TUESDAY TALES ON WEDNESDAY THIS WEEK

Confessions and Lies has been cancelled this week. Instead we have Tuesdays Tales. Some writers chose to continue with the ice cream prompt as they are into their stories. The prompt for this week is: the post office. 

I have posted intro sentences to the writers short stories with links to click on to get to the rest. My blog will follow at the end here. Click on the word "here" to read the rest of the story of each author.



FELICIA ROGERS (ICE CREAM & POST OFFICE):
Two weeks. Two weeks until Harrison’s Ice Cream Parlor reopened for business. The new counter tops shone beneath the incandescent bulbs. The coated walls carried an odor of fresh paint. The tiled floors gleamed after the extreme buffing.   CLICK HERE TO READ MORE...


J. GUNNAR GREY (THE POST OFFICE):

“William.” Mum paused in the library doorway, keys in hand. She wore her best silk traveling suit and a twist of pearls, overdressed for a quick delivery of her younger son to the next town although I liked the color. Poised as she was on the balls of her strappy sandals, chin in the air and eyes alive, she seemed to hover on the verge of something long desired and all-too-long out of reach. “Charles is leaving for school.”   CLICK HERE TO READ MORE...


J. F. JENKINS (THE POST OFFICE):

Instantly, I recognize the handwriting and my stomach starts
to turn itself into knots. The significance of the jawbreaker and the bracelet clicking in my head.  CLICK HERE TO READ MORE...


KAY SPRINGSTEEN (ICE CREAM & THE POST OFFICE):
Kevin halted his steps at the gate, as intrigued by the nicely rounded rear end as he was by the fact that the woman was playing in the dirt behind her house.  CLICK HERE TO READ MORE...



JEAN JOACHIM (ICE CREAM & POST OFFICE):
The Post Office story follows Chapter Two of the ice cream story, "Mint Chip"


Ice Cream

Nina and Clint met when they collided at The Creamery and Clint's mint chip ice cream ended up on Nina's shirt. After cleaning herself up, Nina introduced herself to Clint and discovered they both like mint chip ice cream. Here is the last paragraph and chapter two of  "Mint Chip" :



“Can I at least buy you a cup of coffee to make up for the
shirt I wrecked?”

“Why don’t you come over and I’ll make us both
some  coffee. Some noise in my too quiet house would
make me feel better.”

★ ★ ★ ★ ★

STATED GOAL A
Decide whether each statement agrees with the Tuesday Tales post above, answering yes or no and quoting the deciding words: (i) the prompt for this week is the post office; (ii) Confessions and Lies runs as usual this week; (iii) Harrison's Ice Cream Parlor reopens in three weeks.
STATED GOAL B
Carry the Tuesday Tales post above forward from its last line with the next part of the story.

DATA SHOWN
★ ★ ★ ★ ★

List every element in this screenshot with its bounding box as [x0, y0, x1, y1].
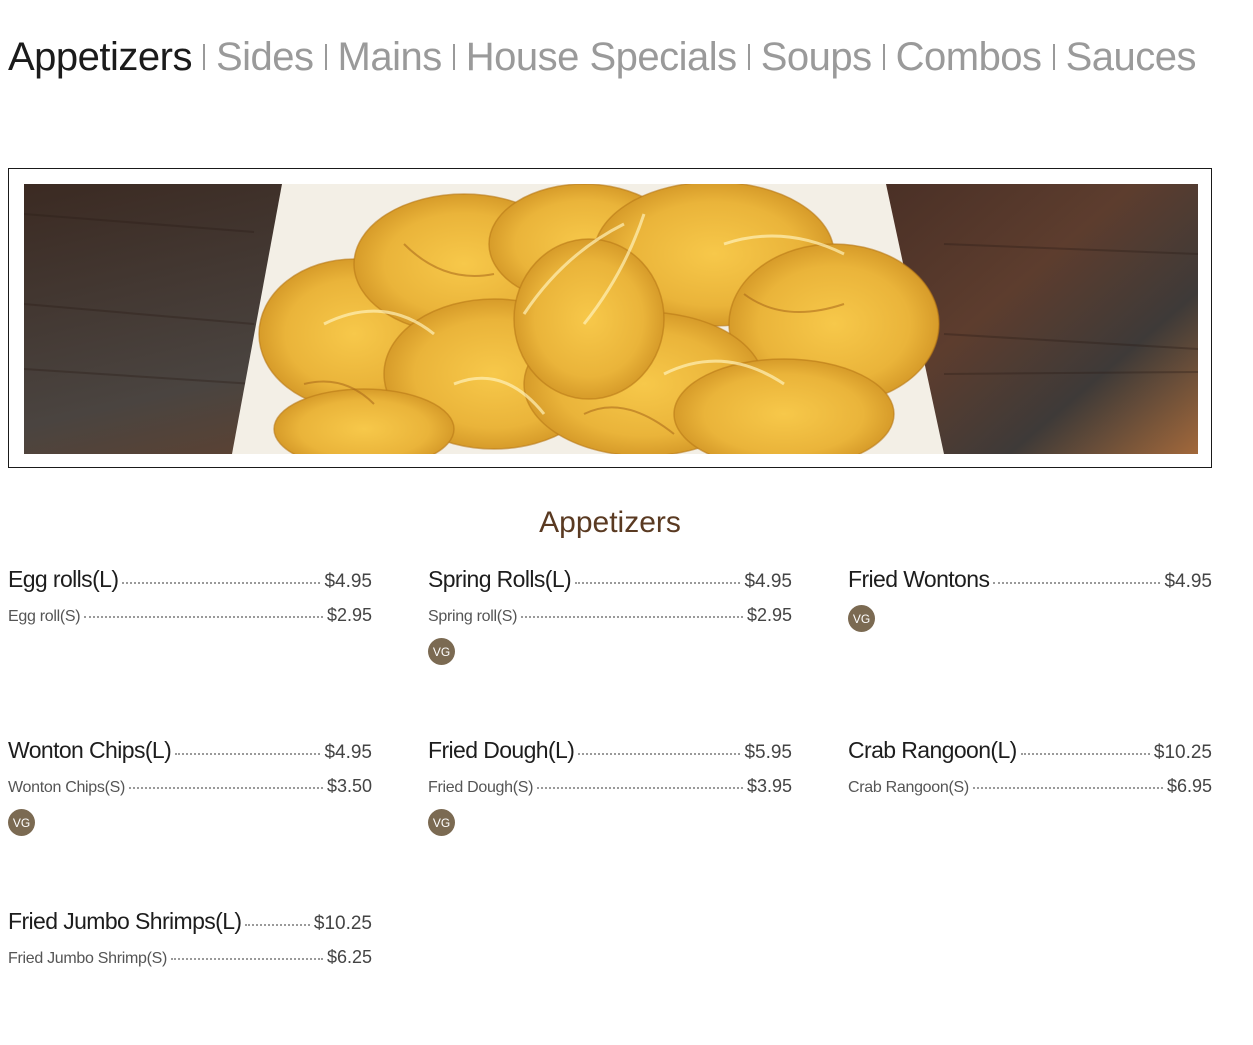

★ ★ ★ ★ ★

EXERCISE RESULT A
(i) Yes: "The prompt for this week is: the post office."
(ii) No: "Confessions and Lies has been cancelled this week."
(iii) No: "Two weeks until Harrison’s Ice Cream Parlor reopened for business."

EXERCISE RESULT B
“Great. Meet you there,” he said, finishing the last of his
cone.


Chapter Two

        Nina returned home before Clint arrived. She ducked into the bedroom to change. While she had her shirt off, she took a look in the full length mirror on the back of the closet door. Trying to be objective, she admitted she didn’t look too bad. Everything may have been a touch lower than it was ten years ago, but she still looked good.

        Rummaging through her drawer, she found a raspberry tee shirt, rather low cut and slipped it on.

        Don’t be ridiculous! He’s ten years younger than you! Grow up.

        But she brushed her hair, refreshed her make-up and inched the shirt a little lower, giving her cleavage some exposure. Nothing wrong with flirting. I need practice and he’s perfect since he’ll never be interested in me!

        She descended the stairs quickly, a new lightness to her step and got busy in the kitchen. While she was rummaging through the refrigerator for something more than coffee to serve, she heard the doorbell at the back door. It was Clint.

        “Coffee smells delicious,” he said, sniffing the air as he walked into her kitchen.

        He stopped and looked around.

        “My kitchen next door doesn’t look anything like this. This is awesome,” he said, running his hand over the granite counter top and looking at the pristine oak floor.

        “We renovated the kitchen last year.”

        “I love the light green on the walls,” Clint said, his gaze traveling from the recessed lighting to the country artwork, finally settling on her.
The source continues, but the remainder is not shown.